* _Task brief_
The records below need retyping in full; give them again exactly.

* _Supplied data_
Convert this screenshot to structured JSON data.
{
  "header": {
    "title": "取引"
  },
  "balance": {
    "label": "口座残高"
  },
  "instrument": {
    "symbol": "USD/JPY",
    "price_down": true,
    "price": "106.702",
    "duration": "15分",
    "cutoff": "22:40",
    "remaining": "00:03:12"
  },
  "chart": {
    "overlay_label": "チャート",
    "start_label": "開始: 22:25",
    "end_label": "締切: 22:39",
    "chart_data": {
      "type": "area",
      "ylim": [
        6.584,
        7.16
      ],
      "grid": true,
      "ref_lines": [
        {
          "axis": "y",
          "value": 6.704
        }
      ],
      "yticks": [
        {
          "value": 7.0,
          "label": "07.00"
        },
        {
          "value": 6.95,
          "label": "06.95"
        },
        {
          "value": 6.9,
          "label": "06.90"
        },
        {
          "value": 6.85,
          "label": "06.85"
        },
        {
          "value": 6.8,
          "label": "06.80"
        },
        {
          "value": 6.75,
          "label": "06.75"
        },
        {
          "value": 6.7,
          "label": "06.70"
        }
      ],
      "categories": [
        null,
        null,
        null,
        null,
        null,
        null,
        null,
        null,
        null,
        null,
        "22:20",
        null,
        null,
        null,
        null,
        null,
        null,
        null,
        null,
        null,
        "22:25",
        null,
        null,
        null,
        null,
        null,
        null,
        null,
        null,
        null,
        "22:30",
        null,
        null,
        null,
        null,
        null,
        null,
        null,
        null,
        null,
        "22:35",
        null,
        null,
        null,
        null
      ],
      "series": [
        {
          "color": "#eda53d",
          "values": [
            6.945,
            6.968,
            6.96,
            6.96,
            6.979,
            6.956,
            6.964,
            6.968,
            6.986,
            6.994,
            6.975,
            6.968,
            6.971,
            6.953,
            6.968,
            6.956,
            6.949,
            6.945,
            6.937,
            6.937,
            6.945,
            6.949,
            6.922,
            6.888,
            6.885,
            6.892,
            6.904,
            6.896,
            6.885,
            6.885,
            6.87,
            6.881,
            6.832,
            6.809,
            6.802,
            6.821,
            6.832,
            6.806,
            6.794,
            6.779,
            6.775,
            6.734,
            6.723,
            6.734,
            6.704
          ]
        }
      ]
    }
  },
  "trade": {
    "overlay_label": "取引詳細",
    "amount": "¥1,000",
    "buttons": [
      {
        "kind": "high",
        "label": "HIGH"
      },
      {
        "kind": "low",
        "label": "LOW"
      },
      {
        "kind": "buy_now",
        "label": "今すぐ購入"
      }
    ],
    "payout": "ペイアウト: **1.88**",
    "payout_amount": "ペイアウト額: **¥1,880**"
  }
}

* _Answer below_
Convert this screenshot to structured JSON data.
{
  "header": {
    "title": "取引"
  },
  "balance": {
    "label": "口座残高"
  },
  "instrument": {
    "symbol": "USD/JPY",
    "price_down": true,
    "price": "106.702",
    "duration": "15分",
    "cutoff": "22:40",
    "remaining": "00:03:12"
  },
  "chart": {
    "overlay_label": "チャート",
    "start_label": "開始: 22:25",
    "end_label": "締切: 22:39",
    "chart_data": {
      "type": "area",
      "ylim": [
        6.584,
        7.16
      ],
      "grid": true,
      "ref_lines": [
        {
          "axis": "y",
          "value": 6.704
        }
      ],
      "yticks": [
        {
          "value": 7.0,
          "label": "07.00"
        },
        {
          "value": 6.95,
          "label": "06.95"
        },
        {
          "value": 6.9,
          "label": "06.90"
        },
        {
          "value": 6.85,
          "label": "06.85"
        },
        {
          "value": 6.8,
          "label": "06.80"
        },
        {
          "value": 6.75,
          "label": "06.75"
        },
        {
          "value": 6.7,
          "label": "06.70"
        }
      ],
      "categories": [
        null,
        null,
        null,
        null,
        null,
        null,
        null,
        null,
        null,
        null,
        "22:20",
        null,
        null,
        null,
        null,
        null,
        null,
        null,
        null,
        null,
        "22:25",
        null,
        null,
        null,
        null,
        null,
        null,
        null,
        null,
        null,
        "22:30",
        null,
        null,
        null,
        null,
        null,
        null,
        null,
        null,
        null,
        "22:35",
        null,
        null,
        null,
        null
      ],
      "series": [
        {
          "color": "#eda53d",
          "values": [
            6.945,
            6.968,
            6.96,
            6.96,
            6.979,
            6.956,
            6.964,
            6.968,
            6.986,
            6.994,
            6.975,
            6.968,
            6.971,
            6.953,
            6.968,
            6.956,
            6.949,
            6.945,
            6.937,
            6.937,
            6.945,
            6.949,
            6.922,
            6.888,
            6.885,
            6.892,
            6.904,
            6.896,
            6.885,
            6.885,
            6.87,
            6.881,
            6.832,
            6.809,
            6.802,
            6.821,
            6.832,
            6.806,
            6.794,
            6.779,
            6.775,
            6.734,
            6.723,
            6.734,
            6.704
          ]
        }
      ]
    }
  },
  "trade": {
    "overlay_label": "取引詳細",
    "amount": "¥1,000",
    "buttons": [
      {
        "kind": "high",
        "label": "HIGH"
      },
      {
        "kind": "low",
        "label": "LOW"
      },
      {
        "kind": "buy_now",
        "label": "今すぐ購入"
      }
    ],
    "payout": "ペイアウト: **1.88**",
    "payout_amount": "ペイアウト額: **¥1,880**"
  }
}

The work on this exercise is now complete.